• _Instructions to follow_: Reproduce the records below in their entirety, character for character.

* START Data provided *

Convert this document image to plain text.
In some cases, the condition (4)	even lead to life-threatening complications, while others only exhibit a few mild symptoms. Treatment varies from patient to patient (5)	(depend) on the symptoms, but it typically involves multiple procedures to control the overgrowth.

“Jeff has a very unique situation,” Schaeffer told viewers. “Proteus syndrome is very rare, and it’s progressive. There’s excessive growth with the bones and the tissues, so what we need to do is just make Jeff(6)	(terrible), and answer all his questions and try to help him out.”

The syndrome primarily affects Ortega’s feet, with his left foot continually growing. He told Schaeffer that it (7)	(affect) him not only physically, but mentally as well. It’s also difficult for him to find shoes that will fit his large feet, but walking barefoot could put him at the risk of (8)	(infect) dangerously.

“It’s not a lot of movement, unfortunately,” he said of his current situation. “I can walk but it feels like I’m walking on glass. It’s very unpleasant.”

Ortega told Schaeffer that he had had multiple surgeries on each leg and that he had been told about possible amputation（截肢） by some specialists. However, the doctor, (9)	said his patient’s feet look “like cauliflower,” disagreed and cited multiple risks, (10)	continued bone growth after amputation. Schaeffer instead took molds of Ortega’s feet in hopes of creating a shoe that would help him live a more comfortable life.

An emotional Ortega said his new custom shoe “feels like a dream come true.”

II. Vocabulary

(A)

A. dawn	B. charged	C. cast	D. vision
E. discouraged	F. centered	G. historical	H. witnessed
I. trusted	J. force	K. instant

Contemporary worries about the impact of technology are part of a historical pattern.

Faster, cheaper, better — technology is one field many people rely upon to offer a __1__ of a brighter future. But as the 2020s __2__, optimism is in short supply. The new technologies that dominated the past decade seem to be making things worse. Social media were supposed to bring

* END Data provided *

• _Task solution_:
Convert this document image to plain text.
In some cases, the condition (4)	even lead to life-threatening complications, while others only exhibit a few mild symptoms. Treatment varies from patient to patient (5)	(depend) on the symptoms, but it typically involves multiple procedures to control the overgrowth.

“Jeff has a very unique situation,” Schaeffer told viewers. “Proteus syndrome is very rare, and it’s progressive. There’s excessive growth with the bones and the tissues, so what we need to do is just make Jeff(6)	(terrible), and answer all his questions and try to help him out.”

The syndrome primarily affects Ortega’s feet, with his left foot continually growing. He told Schaeffer that it (7)	(affect) him not only physically, but mentally as well. It’s also difficult for him to find shoes that will fit his large feet, but walking barefoot could put him at the risk of (8)	(infect) dangerously.

“It’s not a lot of movement, unfortunately,” he said of his current situation. “I can walk but it feels like I’m walking on glass. It’s very unpleasant.”

Ortega told Schaeffer that he had had multiple surgeries on each leg and that he had been told about possible amputation（截肢） by some specialists. However, the doctor, (9)	said his patient’s feet look “like cauliflower,” disagreed and cited multiple risks, (10)	continued bone growth after amputation. Schaeffer instead took molds of Ortega’s feet in hopes of creating a shoe that would help him live a more comfortable life.

An emotional Ortega said his new custom shoe “feels like a dream come true.”

II. Vocabulary

(A)

A. dawn	B. charged	C. cast	D. vision
E. discouraged	F. centered	G. historical	H. witnessed
I. trusted	J. force	K. instant

Contemporary worries about the impact of technology are part of a historical pattern.

Faster, cheaper, better — technology is one field many people rely upon to offer a __1__ of a brighter future. But as the 2020s __2__, optimism is in short supply. The new technologies that dominated the past decade seem to be making things worse. Social media were supposed to bring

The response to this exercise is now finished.